• WHAT TO PRODUCE
Extract each line containing the string "DAYS".

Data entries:
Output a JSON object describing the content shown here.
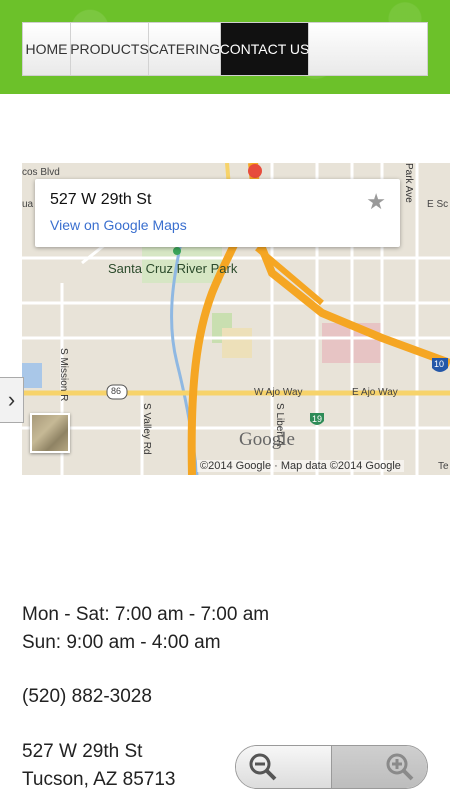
{
  "nav": {
    "items": [
      {
        "label": "HOME"
      },
      {
        "label": "PRODUCTS"
      },
      {
        "label": "CATERING"
      },
      {
        "label": "CONTACT US"
      }
    ]
  },
  "map": {
    "info_address": "527 W 29th St",
    "info_link": "View on Google Maps",
    "labels": {
      "park": "Santa Cruz River Park",
      "w_ajo": "W Ajo Way",
      "e_ajo": "E Ajo Way",
      "cos_blvd": "cos Blvd",
      "park_ave": "Park Ave",
      "e_sc": "E Sc",
      "mission": "S Mission R",
      "valley": "S Valley Rd",
      "liberty": "S Libert A",
      "route86": "86",
      "route19": "19",
      "route10": "10",
      "ua": "ua",
      "te": "Te"
    },
    "copyright": "©2014 Google · Map data ©2014 Google",
    "google_logo": "Google"
  },
  "contact": {
    "hours_weekday": "Mon - Sat: 7:00 am - 7:00 am",
    "hours_sunday": "Sun: 9:00 am - 4:00 am",
    "phone": "(520) 882-3028",
    "address_line1": "527 W 29th St",
    "address_line2": "Tucson, AZ 85713"
  },
  "colors": {
    "header_green": "#6cc12a",
    "nav_active": "#111111",
    "highway": "#f5a623",
    "link_blue": "#3a6fcf"
  },
  "icons": {
    "star": "star-icon",
    "pin": "map-pin-icon",
    "arrow": "chevron-right-icon",
    "zoom_out": "zoom-out-icon",
    "zoom_in": "zoom-in-icon"
  }
}
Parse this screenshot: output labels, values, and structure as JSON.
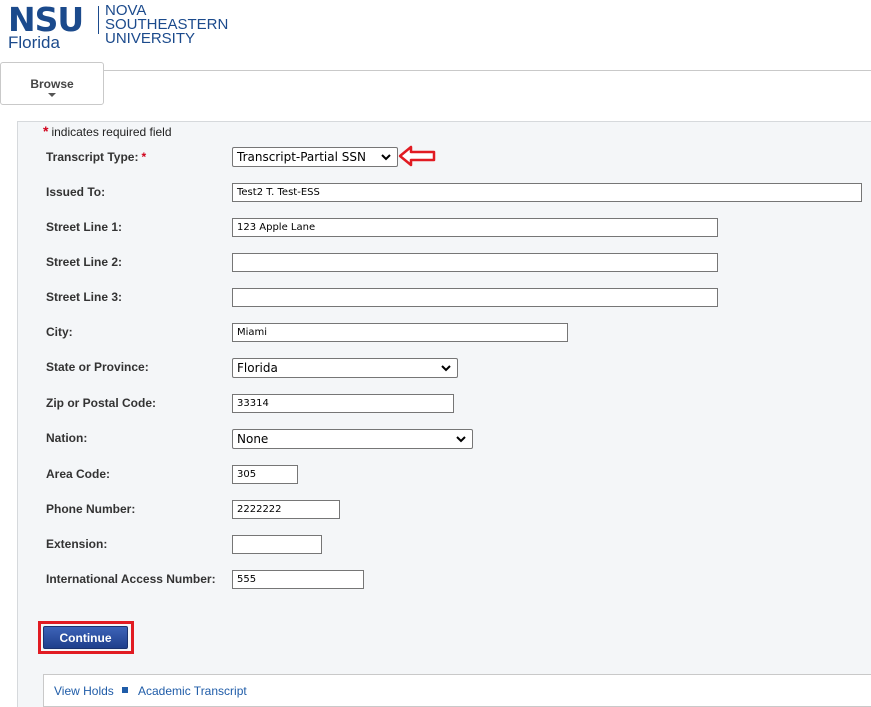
{
  "header": {
    "logo_nsu": "NSU",
    "logo_florida": "Florida",
    "logo_uni_line1": "NOVA SOUTHEASTERN",
    "logo_uni_line2": "UNIVERSITY",
    "browse_label": "Browse"
  },
  "form": {
    "required_star": "*",
    "required_note": "indicates required field",
    "transcript_type": {
      "label": "Transcript Type:",
      "value": "Transcript-Partial SSN"
    },
    "issued_to": {
      "label": "Issued To:",
      "value": "Test2 T. Test-ESS"
    },
    "street1": {
      "label": "Street Line 1:",
      "value": "123 Apple Lane"
    },
    "street2": {
      "label": "Street Line 2:",
      "value": ""
    },
    "street3": {
      "label": "Street Line 3:",
      "value": ""
    },
    "city": {
      "label": "City:",
      "value": "Miami"
    },
    "state": {
      "label": "State or Province:",
      "value": "Florida"
    },
    "zip": {
      "label": "Zip or Postal Code:",
      "value": "33314"
    },
    "nation": {
      "label": "Nation:",
      "value": "None"
    },
    "area_code": {
      "label": "Area Code:",
      "value": "305"
    },
    "phone": {
      "label": "Phone Number:",
      "value": "2222222"
    },
    "extension": {
      "label": "Extension:",
      "value": ""
    },
    "intl_access": {
      "label": "International Access Number:",
      "value": "555"
    },
    "continue_label": "Continue"
  },
  "footer": {
    "link1": "View Holds",
    "link2": "Academic Transcript"
  },
  "colors": {
    "brand_blue": "#1b4a8c",
    "required_red": "#d0021b",
    "highlight_red": "#e11b22",
    "link_blue": "#1f5ca8"
  }
}
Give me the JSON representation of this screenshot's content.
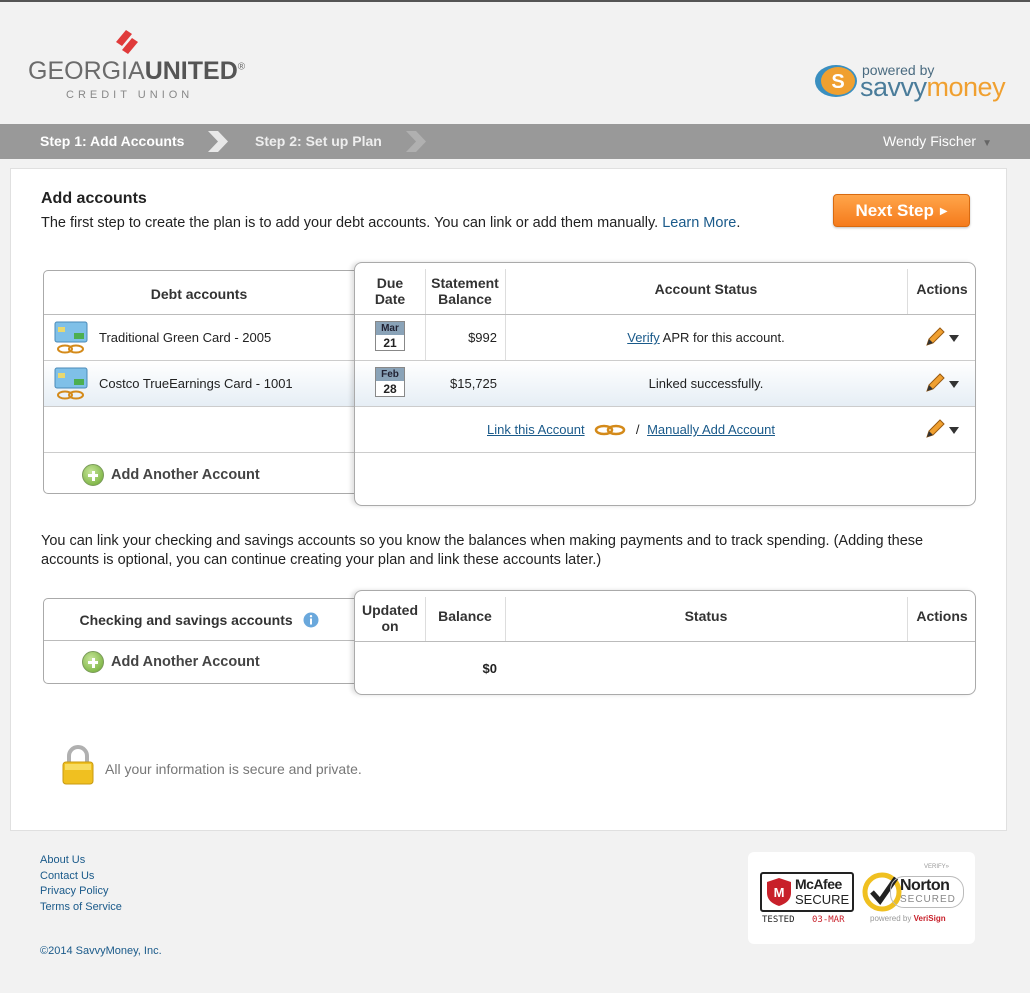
{
  "brand": {
    "name_part1": "GEORGIA",
    "name_part2": "UNITED",
    "registered": "®",
    "subtitle": "CREDIT UNION"
  },
  "partner": {
    "powered_by": "powered by",
    "name_part1": "savvy",
    "name_part2": "money"
  },
  "nav": {
    "step1": "Step 1: Add Accounts",
    "step2": "Step 2: Set up Plan",
    "user": "Wendy Fischer",
    "user_caret": "▼"
  },
  "page": {
    "title": "Add accounts",
    "intro": "The first step to create the plan is to add your debt accounts. You can link or add them manually.",
    "learn_more": "Learn More",
    "intro_end": ".",
    "next_button": "Next Step",
    "next_button_arrow": "▶"
  },
  "debt_table": {
    "header_left": "Debt accounts",
    "header_due": "Due Date",
    "header_balance": "Statement Balance",
    "header_status": "Account Status",
    "header_actions": "Actions",
    "rows": [
      {
        "name": "Traditional Green Card - 2005",
        "due_month": "Mar",
        "due_day": "21",
        "balance": "$992",
        "status_link": "Verify",
        "status_text": " APR for this account."
      },
      {
        "name": "Costco TrueEarnings Card - 1001",
        "due_month": "Feb",
        "due_day": "28",
        "balance": "$15,725",
        "status_text": "Linked successfully."
      }
    ],
    "link_account": "Link this Account",
    "separator": "/",
    "manual_add": "Manually Add Account",
    "add_another": "Add Another Account"
  },
  "checking": {
    "paragraph": "You can link your checking and savings accounts so you know the balances when making payments and to track spending. (Adding these accounts is optional, you can continue creating your plan and link these accounts later.)",
    "header_left": "Checking and savings accounts",
    "header_updated": "Updated on",
    "header_balance": "Balance",
    "header_status": "Status",
    "header_actions": "Actions",
    "balance": "$0",
    "add_another": "Add Another Account"
  },
  "security": {
    "text": "All your information is secure and private."
  },
  "footer": {
    "links": [
      "About Us",
      "Contact Us",
      "Privacy Policy",
      "Terms of Service"
    ],
    "copyright": "©2014 SavvyMoney, Inc."
  },
  "badges": {
    "mcafee_name": "McAfee",
    "mcafee_secure": "SECURE",
    "mcafee_tested": "TESTED",
    "mcafee_date": "03-MAR",
    "norton_verify": "VERIFY»",
    "norton_name": "Norton",
    "norton_secured": "SECURED",
    "norton_powered": "powered by",
    "norton_verisign": "VeriSign"
  },
  "colors": {
    "accent_orange": "#f57b1c",
    "link_blue": "#1a5a8a",
    "nav_gray": "#999999",
    "brand_red": "#e03a3a"
  }
}
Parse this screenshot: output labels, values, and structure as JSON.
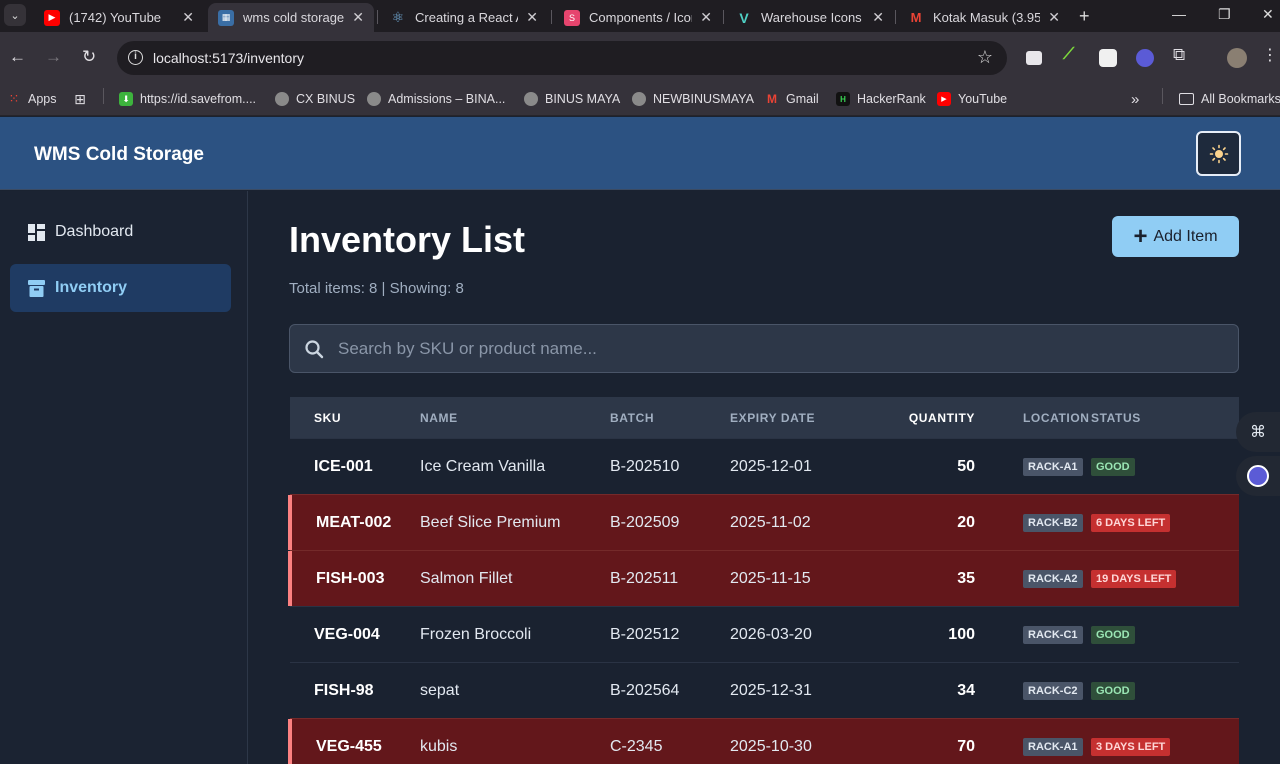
{
  "browser": {
    "tabs": [
      {
        "title": "(1742) YouTube",
        "active": false
      },
      {
        "title": "wms cold storage",
        "active": true
      },
      {
        "title": "Creating a React A",
        "active": false
      },
      {
        "title": "Components / Icon",
        "active": false
      },
      {
        "title": "Warehouse Icons &",
        "active": false
      },
      {
        "title": "Kotak Masuk (3.95",
        "active": false
      }
    ],
    "url": "localhost:5173/inventory",
    "bookmarks": [
      {
        "label": "Apps"
      },
      {
        "label": "https://id.savefrom...."
      },
      {
        "label": "CX BINUS"
      },
      {
        "label": "Admissions – BINA..."
      },
      {
        "label": "BINUS MAYA"
      },
      {
        "label": "NEWBINUSMAYA"
      },
      {
        "label": "Gmail"
      },
      {
        "label": "HackerRank"
      },
      {
        "label": "YouTube"
      }
    ],
    "all_bookmarks": "All Bookmarks"
  },
  "app": {
    "brand": "WMS Cold Storage",
    "sidebar": [
      {
        "label": "Dashboard",
        "active": false
      },
      {
        "label": "Inventory",
        "active": true
      }
    ],
    "page_title": "Inventory List",
    "summary": "Total items: 8 | Showing: 8",
    "add_button": "Add Item",
    "search_placeholder": "Search by SKU or product name...",
    "columns": [
      "SKU",
      "NAME",
      "BATCH",
      "EXPIRY DATE",
      "QUANTITY",
      "LOCATION",
      "STATUS"
    ],
    "rows": [
      {
        "sku": "ICE-001",
        "name": "Ice Cream Vanilla",
        "batch": "B-202510",
        "expiry": "2025-12-01",
        "quantity": "50",
        "location": "RACK-A1",
        "status": "GOOD",
        "alert": false
      },
      {
        "sku": "MEAT-002",
        "name": "Beef Slice Premium",
        "batch": "B-202509",
        "expiry": "2025-11-02",
        "quantity": "20",
        "location": "RACK-B2",
        "status": "6 DAYS LEFT",
        "alert": true
      },
      {
        "sku": "FISH-003",
        "name": "Salmon Fillet",
        "batch": "B-202511",
        "expiry": "2025-11-15",
        "quantity": "35",
        "location": "RACK-A2",
        "status": "19 DAYS LEFT",
        "alert": true
      },
      {
        "sku": "VEG-004",
        "name": "Frozen Broccoli",
        "batch": "B-202512",
        "expiry": "2026-03-20",
        "quantity": "100",
        "location": "RACK-C1",
        "status": "GOOD",
        "alert": false
      },
      {
        "sku": "FISH-98",
        "name": "sepat",
        "batch": "B-202564",
        "expiry": "2025-12-31",
        "quantity": "34",
        "location": "RACK-C2",
        "status": "GOOD",
        "alert": false
      },
      {
        "sku": "VEG-455",
        "name": "kubis",
        "batch": "C-2345",
        "expiry": "2025-10-30",
        "quantity": "70",
        "location": "RACK-A1",
        "status": "3 DAYS LEFT",
        "alert": true
      }
    ]
  },
  "colors": {
    "header_bg": "#2c5282",
    "accent": "#90cdf4",
    "alert_row": "#63171b",
    "alert_badge": "#c53030",
    "good_badge": "#2f4f3a"
  }
}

• EXPECTED ANSWER
        "status": "6 DAYS LEFT",
        "status": "19 DAYS LEFT",
        "status": "3 DAYS LEFT",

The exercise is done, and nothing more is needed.